Say how many lines hold the string "события", and nothing more.

Stored dataset items:
·····

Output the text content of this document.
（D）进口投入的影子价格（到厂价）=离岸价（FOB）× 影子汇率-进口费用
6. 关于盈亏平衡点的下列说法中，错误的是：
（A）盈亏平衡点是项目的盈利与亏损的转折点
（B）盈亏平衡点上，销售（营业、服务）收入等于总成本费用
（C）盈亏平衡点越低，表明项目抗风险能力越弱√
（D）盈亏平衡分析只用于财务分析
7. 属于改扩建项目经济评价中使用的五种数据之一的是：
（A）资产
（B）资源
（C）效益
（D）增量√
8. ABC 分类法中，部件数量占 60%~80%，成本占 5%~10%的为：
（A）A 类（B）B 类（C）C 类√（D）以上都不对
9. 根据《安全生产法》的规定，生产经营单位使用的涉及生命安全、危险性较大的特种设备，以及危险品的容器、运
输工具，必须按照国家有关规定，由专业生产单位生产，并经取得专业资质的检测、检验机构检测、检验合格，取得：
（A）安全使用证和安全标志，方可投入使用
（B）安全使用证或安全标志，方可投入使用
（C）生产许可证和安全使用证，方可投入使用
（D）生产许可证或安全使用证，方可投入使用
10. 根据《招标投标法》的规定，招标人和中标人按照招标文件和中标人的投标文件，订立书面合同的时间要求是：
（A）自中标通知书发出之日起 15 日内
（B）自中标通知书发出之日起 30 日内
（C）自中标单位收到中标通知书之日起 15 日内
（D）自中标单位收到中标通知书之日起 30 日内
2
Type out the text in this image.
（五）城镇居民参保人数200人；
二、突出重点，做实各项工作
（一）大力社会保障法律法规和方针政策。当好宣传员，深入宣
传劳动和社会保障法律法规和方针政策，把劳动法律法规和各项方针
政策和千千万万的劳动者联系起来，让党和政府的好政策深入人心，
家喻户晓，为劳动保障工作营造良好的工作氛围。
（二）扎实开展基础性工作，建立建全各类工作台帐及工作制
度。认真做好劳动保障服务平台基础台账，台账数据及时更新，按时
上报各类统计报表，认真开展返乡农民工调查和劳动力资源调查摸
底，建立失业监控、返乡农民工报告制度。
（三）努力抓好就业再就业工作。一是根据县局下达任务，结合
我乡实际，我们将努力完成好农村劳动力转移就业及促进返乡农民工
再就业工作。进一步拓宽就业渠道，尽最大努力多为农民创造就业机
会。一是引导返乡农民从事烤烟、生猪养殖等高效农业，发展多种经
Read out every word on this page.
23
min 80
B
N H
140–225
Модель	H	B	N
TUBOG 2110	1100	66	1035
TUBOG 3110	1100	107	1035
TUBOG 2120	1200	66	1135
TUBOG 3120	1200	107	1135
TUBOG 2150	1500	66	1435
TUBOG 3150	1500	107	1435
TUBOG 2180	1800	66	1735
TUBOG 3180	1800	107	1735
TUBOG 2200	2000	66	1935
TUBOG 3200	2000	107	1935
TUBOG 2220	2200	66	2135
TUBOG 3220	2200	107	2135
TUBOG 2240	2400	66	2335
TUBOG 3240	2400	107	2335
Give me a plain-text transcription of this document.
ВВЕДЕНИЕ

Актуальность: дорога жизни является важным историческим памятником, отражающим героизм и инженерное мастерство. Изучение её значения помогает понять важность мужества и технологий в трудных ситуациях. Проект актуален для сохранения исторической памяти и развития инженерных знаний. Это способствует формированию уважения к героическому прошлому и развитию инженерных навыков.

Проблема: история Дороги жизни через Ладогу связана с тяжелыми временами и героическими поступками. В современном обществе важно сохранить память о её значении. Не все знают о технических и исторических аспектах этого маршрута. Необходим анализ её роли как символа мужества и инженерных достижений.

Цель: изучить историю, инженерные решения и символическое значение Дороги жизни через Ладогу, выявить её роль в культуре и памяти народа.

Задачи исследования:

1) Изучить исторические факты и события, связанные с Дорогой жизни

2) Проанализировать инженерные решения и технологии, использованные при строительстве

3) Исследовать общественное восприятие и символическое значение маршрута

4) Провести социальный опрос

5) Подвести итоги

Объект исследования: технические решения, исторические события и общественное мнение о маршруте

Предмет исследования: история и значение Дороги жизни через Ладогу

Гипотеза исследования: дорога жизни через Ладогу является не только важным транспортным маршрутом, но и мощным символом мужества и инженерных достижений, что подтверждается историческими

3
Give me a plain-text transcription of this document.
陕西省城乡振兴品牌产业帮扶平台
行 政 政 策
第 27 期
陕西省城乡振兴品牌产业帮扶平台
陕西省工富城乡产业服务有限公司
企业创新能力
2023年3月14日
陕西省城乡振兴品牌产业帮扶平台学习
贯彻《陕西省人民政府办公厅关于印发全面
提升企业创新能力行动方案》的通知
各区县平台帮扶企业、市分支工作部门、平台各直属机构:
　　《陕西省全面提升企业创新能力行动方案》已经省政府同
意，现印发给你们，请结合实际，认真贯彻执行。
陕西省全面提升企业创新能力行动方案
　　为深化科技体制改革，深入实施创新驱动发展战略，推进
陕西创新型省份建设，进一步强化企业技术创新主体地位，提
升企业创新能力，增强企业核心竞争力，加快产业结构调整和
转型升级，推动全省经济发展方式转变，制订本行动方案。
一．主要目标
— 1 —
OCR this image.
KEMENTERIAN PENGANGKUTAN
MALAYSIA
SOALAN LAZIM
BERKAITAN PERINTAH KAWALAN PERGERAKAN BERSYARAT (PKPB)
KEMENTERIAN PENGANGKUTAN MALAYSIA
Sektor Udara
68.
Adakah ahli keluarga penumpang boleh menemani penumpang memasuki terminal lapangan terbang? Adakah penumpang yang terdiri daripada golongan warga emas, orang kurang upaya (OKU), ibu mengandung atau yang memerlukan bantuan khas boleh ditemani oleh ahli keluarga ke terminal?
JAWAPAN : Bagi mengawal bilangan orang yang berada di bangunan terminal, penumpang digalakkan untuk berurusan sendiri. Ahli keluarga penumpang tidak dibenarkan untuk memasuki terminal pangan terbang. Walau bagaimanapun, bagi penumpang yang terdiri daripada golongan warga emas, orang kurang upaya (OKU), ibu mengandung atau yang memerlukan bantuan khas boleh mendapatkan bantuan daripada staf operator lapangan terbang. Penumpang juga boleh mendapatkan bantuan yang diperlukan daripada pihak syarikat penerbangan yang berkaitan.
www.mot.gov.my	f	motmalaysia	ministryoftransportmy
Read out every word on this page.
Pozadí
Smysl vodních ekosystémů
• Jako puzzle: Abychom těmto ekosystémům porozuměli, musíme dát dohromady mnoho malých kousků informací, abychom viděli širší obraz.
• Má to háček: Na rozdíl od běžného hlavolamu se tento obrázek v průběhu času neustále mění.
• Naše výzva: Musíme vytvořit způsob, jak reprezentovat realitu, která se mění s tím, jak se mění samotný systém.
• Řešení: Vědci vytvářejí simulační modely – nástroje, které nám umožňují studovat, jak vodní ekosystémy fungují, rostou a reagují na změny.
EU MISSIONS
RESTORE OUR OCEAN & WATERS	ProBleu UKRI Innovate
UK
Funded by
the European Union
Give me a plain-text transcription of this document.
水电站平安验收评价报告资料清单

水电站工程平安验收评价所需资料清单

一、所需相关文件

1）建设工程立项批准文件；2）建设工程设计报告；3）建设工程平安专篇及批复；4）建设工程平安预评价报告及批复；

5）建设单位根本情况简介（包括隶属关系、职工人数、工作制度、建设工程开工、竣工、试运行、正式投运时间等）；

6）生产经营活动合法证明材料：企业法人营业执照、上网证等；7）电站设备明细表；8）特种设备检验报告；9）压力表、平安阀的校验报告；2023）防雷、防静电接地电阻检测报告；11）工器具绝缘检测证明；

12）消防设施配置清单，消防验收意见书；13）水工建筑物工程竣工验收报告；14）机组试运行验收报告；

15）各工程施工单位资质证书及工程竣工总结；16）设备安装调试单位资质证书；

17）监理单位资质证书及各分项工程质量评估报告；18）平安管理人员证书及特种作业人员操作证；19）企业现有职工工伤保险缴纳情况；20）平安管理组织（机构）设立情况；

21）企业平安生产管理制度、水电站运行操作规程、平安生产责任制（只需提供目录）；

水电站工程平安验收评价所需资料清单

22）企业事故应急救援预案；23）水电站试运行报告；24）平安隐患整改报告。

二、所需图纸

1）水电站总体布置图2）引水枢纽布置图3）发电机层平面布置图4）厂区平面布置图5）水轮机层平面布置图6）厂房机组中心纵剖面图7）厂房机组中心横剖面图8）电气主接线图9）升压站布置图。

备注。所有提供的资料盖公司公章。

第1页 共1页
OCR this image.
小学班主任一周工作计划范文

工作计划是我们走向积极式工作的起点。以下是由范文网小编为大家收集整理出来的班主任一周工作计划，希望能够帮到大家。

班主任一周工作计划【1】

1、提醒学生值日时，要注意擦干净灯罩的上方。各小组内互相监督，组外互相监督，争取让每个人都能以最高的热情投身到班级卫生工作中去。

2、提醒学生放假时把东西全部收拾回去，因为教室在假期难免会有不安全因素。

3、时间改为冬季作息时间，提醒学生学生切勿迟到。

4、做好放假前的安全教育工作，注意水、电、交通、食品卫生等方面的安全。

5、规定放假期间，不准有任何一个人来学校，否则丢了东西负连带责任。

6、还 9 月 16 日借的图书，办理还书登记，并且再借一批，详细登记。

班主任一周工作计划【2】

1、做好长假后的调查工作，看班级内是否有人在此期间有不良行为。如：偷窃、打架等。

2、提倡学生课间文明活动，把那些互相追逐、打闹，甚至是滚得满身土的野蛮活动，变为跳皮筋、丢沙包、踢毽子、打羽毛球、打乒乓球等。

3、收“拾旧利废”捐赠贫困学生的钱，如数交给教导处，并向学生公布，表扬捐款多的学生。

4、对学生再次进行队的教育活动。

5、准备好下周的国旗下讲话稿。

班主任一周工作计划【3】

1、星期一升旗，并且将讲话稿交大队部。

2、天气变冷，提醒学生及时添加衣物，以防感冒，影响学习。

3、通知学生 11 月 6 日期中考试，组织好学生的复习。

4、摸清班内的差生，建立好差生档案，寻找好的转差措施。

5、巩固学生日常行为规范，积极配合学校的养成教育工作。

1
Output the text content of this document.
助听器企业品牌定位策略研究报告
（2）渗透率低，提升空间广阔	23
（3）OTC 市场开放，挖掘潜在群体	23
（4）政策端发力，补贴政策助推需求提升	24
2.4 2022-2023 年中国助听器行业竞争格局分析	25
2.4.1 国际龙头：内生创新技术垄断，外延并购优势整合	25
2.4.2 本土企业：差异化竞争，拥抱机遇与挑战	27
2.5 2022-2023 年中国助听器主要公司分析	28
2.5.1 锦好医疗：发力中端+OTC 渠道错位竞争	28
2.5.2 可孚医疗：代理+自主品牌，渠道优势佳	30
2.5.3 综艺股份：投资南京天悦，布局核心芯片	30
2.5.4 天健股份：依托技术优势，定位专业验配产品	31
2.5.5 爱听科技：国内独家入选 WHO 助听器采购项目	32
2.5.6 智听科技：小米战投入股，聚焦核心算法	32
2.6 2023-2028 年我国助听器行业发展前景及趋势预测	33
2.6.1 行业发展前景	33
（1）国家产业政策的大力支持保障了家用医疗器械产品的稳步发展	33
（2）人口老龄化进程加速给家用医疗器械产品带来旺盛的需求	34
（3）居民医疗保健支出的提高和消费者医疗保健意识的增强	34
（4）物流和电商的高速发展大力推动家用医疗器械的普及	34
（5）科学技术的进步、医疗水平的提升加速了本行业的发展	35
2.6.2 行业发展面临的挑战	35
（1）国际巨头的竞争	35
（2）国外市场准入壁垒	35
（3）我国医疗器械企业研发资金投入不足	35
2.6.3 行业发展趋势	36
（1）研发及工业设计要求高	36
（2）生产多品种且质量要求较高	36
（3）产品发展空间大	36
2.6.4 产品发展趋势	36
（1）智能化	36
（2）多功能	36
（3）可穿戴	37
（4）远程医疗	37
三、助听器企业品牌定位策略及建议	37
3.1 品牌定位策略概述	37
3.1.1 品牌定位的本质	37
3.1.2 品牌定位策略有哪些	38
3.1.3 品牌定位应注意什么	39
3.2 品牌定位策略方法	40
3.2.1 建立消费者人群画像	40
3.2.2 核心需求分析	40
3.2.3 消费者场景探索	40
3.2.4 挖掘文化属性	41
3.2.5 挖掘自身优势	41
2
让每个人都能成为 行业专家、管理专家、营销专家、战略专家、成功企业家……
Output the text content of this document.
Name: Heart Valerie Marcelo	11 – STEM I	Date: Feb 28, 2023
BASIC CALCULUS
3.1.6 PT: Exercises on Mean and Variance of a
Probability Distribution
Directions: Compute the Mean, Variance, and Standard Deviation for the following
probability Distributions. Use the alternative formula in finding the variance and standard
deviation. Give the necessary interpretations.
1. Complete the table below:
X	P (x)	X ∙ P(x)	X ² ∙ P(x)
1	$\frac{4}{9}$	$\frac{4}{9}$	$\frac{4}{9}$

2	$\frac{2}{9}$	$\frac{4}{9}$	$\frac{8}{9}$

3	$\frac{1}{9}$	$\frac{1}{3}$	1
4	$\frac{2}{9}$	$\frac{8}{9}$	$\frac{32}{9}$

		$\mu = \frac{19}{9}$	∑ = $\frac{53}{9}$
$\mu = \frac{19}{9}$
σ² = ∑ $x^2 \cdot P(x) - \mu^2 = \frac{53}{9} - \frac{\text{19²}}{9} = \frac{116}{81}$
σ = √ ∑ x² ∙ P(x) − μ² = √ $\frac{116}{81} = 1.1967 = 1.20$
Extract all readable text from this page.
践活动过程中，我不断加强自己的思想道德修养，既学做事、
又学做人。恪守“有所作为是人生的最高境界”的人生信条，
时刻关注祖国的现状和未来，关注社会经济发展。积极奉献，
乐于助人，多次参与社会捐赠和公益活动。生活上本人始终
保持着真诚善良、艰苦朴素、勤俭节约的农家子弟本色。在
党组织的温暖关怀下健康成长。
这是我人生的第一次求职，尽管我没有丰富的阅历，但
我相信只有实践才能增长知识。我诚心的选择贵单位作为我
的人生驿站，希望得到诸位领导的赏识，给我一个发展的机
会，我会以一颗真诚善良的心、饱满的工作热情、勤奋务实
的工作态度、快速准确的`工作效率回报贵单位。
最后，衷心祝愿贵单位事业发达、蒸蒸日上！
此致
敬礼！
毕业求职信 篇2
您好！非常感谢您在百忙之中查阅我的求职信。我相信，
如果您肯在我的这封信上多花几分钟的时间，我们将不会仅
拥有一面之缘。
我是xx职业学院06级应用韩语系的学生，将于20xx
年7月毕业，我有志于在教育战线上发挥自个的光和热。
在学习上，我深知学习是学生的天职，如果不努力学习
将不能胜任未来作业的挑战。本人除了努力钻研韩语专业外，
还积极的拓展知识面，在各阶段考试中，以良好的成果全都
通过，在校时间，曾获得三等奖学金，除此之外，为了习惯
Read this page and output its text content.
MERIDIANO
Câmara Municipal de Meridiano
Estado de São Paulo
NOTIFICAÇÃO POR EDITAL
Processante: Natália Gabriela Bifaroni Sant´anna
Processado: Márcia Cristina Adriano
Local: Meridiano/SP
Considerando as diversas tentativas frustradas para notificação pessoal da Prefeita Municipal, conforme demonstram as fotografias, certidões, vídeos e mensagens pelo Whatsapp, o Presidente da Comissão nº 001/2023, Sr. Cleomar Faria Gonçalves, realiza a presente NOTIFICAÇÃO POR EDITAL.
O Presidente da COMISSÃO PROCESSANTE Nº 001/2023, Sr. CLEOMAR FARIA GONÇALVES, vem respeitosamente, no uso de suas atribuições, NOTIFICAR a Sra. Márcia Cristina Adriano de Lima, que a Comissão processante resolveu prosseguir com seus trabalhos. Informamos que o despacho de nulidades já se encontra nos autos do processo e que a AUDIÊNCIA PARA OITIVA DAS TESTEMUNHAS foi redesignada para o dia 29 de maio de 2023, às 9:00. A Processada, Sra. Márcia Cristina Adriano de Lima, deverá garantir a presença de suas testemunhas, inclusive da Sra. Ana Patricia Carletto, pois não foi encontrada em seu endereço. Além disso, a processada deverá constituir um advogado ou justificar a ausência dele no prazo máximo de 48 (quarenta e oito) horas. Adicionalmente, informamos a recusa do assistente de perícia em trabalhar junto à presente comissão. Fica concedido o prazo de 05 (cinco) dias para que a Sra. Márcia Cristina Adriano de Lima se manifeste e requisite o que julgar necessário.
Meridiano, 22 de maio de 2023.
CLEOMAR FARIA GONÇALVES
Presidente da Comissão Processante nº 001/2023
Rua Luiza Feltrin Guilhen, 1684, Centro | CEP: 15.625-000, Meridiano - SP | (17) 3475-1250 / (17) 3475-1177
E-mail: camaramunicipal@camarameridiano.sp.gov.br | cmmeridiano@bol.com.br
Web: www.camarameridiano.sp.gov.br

·····

● **OUTPUT FOR THIS TASK**: 2